(Arbeitsanweisung): Welche Treiber wurden laut dem Forenauszug zum MSI Dragon Center über diese Software aktualisiert?

Dann fand ich auch in der Systemsteuerung -> Programme und Features -> MSI SDK
Nur bleibt mir ein Rätsel, warum MSI die Software anscheinend mit SDK abkürzt?

Ich hab jedenfalls die Chipsatztreiber und Audiotreiber darüber aktualisieren lassen, was geklappt hat. BIOS gibts kein neues seit ich das letztes mal geupdated habe.

Trotzdem hab ich Dragon Center aber danach wieder deinstalliert, irgendwie war mir nicht wohl dabei, daß ständig mitlaufen zu lassen, wenn ich es vielleicht maximal alle Vierteljahr mal durchlaufen lassen will.


----------



## wuselsurfer (29. November 2020)

Ich hab zwar kein MSI-Board, aber es gibt sehr viele negative Berichte über das Center.


----------



## Tetrahydrocannabinol (29. November 2020)

(Bereitgestelltes Material):
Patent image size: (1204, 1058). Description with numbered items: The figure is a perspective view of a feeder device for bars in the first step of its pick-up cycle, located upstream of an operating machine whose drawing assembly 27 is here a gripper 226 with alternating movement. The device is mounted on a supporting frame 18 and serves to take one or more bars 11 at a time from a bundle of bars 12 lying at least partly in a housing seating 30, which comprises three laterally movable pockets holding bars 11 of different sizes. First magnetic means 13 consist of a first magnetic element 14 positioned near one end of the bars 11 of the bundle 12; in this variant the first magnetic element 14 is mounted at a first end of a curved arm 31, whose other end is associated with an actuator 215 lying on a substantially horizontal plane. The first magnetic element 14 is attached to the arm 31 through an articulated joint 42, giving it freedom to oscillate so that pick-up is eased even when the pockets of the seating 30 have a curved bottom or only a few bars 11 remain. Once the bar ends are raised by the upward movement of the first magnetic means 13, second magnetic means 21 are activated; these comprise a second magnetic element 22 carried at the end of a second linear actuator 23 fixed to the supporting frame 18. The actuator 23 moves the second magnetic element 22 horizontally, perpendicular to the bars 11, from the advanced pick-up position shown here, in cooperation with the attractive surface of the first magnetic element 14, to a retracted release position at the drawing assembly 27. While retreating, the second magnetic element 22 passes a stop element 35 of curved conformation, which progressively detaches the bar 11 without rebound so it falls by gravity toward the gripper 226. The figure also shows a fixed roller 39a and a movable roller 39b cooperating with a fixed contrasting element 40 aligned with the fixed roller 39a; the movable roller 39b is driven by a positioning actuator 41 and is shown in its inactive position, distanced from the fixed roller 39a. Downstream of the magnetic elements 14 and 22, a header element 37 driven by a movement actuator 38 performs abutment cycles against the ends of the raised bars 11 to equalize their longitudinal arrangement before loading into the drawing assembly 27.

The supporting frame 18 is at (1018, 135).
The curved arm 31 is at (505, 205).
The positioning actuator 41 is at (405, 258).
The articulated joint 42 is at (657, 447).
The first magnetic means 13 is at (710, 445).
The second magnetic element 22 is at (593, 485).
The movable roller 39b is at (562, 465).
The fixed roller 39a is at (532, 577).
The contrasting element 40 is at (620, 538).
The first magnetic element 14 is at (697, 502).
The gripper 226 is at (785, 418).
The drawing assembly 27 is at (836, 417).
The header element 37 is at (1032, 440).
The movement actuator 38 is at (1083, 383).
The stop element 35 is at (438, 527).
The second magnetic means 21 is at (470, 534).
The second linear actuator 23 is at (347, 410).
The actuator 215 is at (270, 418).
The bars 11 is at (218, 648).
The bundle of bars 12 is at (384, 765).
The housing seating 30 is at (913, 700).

(Schriftliche Antwort): Die Chipsatztreiber und die Audiotreiber.